#### Raw records ####

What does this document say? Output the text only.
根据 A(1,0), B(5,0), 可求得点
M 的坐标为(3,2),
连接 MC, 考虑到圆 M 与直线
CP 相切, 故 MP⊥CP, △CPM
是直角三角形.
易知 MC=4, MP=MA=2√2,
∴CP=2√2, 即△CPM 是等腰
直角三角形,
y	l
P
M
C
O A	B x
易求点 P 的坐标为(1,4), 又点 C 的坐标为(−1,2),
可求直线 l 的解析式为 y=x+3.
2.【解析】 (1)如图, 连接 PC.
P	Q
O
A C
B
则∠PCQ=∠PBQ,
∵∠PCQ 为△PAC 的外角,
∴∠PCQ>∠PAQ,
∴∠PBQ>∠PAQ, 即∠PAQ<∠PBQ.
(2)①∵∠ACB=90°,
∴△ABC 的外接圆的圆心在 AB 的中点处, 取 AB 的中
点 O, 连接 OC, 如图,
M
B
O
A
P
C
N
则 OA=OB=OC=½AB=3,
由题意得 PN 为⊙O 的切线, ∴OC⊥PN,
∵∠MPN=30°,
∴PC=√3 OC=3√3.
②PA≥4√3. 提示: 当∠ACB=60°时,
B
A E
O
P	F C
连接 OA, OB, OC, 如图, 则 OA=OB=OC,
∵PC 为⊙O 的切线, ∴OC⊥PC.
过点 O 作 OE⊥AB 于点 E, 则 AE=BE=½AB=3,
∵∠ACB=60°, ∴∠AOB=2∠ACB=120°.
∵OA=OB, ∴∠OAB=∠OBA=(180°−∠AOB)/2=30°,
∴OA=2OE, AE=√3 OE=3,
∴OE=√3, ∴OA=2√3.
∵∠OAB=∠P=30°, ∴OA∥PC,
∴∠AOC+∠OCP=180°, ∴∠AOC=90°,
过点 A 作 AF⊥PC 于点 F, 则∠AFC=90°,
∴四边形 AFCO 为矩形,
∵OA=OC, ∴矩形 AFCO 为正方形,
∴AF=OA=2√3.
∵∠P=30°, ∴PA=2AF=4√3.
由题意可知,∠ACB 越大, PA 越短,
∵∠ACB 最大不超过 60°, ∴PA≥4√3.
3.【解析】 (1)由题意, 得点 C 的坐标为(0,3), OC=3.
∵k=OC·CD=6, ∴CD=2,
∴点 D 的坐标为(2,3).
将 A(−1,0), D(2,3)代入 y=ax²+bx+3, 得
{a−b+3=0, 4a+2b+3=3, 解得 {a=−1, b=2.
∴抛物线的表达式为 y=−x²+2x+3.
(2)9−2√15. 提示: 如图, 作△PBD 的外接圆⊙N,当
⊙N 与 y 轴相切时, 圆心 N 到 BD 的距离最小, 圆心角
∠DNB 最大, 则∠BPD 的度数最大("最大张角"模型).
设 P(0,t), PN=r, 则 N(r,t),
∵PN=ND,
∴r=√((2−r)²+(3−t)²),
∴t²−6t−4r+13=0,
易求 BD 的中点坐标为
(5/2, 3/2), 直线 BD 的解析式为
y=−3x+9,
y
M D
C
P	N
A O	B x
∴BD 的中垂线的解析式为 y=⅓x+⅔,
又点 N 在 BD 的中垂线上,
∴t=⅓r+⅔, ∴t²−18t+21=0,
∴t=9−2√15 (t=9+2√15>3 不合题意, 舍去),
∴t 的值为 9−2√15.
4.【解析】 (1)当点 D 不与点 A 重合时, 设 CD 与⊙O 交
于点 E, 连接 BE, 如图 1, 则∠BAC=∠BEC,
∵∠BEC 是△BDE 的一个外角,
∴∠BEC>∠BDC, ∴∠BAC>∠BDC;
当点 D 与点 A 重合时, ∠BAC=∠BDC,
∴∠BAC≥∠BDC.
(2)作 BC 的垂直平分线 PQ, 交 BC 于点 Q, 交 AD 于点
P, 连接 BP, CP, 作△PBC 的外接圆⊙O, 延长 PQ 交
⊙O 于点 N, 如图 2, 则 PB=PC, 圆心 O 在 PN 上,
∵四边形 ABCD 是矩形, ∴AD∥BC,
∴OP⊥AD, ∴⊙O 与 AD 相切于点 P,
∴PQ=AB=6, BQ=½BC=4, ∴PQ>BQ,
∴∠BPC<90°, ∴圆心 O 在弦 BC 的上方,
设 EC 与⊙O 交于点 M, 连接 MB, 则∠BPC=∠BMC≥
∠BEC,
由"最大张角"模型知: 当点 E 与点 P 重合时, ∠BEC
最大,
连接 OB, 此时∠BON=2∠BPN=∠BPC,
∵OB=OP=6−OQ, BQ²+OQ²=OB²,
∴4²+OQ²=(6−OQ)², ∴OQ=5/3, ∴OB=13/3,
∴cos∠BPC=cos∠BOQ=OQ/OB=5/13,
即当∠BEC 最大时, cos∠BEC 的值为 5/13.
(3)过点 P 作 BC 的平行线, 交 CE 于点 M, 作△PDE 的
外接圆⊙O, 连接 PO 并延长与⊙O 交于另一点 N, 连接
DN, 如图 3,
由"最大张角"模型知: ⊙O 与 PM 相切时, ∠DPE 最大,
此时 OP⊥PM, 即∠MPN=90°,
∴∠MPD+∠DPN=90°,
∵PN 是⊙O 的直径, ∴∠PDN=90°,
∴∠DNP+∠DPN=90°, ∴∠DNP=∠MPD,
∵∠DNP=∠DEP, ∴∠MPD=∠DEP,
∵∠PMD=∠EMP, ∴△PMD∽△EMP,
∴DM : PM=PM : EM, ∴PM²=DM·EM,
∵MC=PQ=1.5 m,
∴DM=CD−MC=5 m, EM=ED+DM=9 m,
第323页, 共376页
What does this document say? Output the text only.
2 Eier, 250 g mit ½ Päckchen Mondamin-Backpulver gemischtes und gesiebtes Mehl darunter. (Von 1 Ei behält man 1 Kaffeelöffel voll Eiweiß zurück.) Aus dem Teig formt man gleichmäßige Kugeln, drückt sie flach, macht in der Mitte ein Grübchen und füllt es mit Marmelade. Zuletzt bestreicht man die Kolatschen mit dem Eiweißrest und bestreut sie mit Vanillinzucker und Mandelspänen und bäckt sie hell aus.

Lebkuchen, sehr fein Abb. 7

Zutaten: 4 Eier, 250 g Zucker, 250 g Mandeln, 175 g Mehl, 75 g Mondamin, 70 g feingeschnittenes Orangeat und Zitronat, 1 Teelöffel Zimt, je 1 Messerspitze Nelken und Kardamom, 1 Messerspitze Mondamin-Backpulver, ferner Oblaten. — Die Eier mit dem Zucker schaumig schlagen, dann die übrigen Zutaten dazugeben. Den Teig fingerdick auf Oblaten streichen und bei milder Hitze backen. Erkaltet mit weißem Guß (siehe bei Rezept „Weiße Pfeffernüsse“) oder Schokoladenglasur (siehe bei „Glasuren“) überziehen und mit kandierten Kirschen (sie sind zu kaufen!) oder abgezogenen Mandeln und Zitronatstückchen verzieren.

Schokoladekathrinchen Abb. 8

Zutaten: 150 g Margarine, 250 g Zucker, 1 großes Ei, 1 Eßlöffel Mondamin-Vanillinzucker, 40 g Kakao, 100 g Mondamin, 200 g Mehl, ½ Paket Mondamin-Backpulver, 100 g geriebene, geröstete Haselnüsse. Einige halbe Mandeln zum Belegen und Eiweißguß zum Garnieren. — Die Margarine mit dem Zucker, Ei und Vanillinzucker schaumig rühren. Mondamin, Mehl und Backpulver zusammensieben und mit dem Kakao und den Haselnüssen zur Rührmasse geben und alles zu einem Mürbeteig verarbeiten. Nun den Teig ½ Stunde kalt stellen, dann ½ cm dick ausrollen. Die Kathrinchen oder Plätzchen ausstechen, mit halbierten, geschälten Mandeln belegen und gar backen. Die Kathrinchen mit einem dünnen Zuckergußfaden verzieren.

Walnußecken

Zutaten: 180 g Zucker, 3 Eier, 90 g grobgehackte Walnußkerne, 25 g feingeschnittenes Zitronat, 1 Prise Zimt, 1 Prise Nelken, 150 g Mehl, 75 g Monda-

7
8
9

####

- Exercise goal
Locate the lines above that contain "最大张角" and copy them.

- Reply
∠DNB 最大, 则∠BPD 的度数最大("最大张角"模型).
由"最大张角"模型知: 当点 E 与点 P 重合时, ∠BEC
由"最大张角"模型知: ⊙O 与 PM 相切时, ∠DPE 最大,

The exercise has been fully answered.